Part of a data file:
--

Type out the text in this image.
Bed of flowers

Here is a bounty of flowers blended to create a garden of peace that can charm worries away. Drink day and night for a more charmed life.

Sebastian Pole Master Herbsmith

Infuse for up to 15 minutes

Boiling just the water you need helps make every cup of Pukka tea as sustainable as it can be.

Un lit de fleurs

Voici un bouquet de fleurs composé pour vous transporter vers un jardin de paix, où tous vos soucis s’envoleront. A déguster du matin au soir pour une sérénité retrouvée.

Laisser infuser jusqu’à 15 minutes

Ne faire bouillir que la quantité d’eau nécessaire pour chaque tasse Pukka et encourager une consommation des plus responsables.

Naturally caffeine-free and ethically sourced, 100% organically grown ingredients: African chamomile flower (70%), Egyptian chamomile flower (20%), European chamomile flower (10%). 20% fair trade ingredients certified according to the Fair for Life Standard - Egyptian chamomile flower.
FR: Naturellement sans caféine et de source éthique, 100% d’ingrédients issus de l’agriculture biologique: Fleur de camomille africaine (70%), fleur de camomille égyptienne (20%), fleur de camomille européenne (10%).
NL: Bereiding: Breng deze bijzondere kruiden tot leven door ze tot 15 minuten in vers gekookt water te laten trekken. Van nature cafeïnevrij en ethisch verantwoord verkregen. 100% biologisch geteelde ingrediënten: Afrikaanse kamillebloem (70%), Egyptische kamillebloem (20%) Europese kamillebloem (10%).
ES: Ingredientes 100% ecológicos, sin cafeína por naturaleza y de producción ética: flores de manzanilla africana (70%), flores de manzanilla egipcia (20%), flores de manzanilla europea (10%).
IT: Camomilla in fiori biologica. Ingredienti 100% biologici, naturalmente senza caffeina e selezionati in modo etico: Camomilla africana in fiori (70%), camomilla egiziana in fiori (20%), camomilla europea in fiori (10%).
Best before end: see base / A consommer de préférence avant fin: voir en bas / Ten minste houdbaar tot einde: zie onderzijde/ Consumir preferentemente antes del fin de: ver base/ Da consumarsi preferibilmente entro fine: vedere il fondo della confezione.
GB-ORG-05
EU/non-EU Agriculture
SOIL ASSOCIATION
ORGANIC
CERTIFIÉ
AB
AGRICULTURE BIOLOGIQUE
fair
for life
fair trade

--

PROBLEM TO SOLVE: Set down every line of the listing above again, exactly as given.

TASK RESULT:
Type out the text in this image.
Bed of flowers

Here is a bounty of flowers blended to create a garden of peace that can charm worries away. Drink day and night for a more charmed life.

Sebastian Pole Master Herbsmith

Infuse for up to 15 minutes

Boiling just the water you need helps make every cup of Pukka tea as sustainable as it can be.

Un lit de fleurs

Voici un bouquet de fleurs composé pour vous transporter vers un jardin de paix, où tous vos soucis s’envoleront. A déguster du matin au soir pour une sérénité retrouvée.

Laisser infuser jusqu’à 15 minutes

Ne faire bouillir que la quantité d’eau nécessaire pour chaque tasse Pukka et encourager une consommation des plus responsables.

Naturally caffeine-free and ethically sourced, 100% organically grown ingredients: African chamomile flower (70%), Egyptian chamomile flower (20%), European chamomile flower (10%). 20% fair trade ingredients certified according to the Fair for Life Standard - Egyptian chamomile flower.
FR: Naturellement sans caféine et de source éthique, 100% d’ingrédients issus de l’agriculture biologique: Fleur de camomille africaine (70%), fleur de camomille égyptienne (20%), fleur de camomille européenne (10%).
NL: Bereiding: Breng deze bijzondere kruiden tot leven door ze tot 15 minuten in vers gekookt water te laten trekken. Van nature cafeïnevrij en ethisch verantwoord verkregen. 100% biologisch geteelde ingrediënten: Afrikaanse kamillebloem (70%), Egyptische kamillebloem (20%) Europese kamillebloem (10%).
ES: Ingredientes 100% ecológicos, sin cafeína por naturaleza y de producción ética: flores de manzanilla africana (70%), flores de manzanilla egipcia (20%), flores de manzanilla europea (10%).
IT: Camomilla in fiori biologica. Ingredienti 100% biologici, naturalmente senza caffeina e selezionati in modo etico: Camomilla africana in fiori (70%), camomilla egiziana in fiori (20%), camomilla europea in fiori (10%).
Best before end: see base / A consommer de préférence avant fin: voir en bas / Ten minste houdbaar tot einde: zie onderzijde/ Consumir preferentemente antes del fin de: ver base/ Da consumarsi preferibilmente entro fine: vedere il fondo della confezione.
GB-ORG-05
EU/non-EU Agriculture
SOIL ASSOCIATION
ORGANIC
CERTIFIÉ
AB
AGRICULTURE BIOLOGIQUE
fair
for life
fair trade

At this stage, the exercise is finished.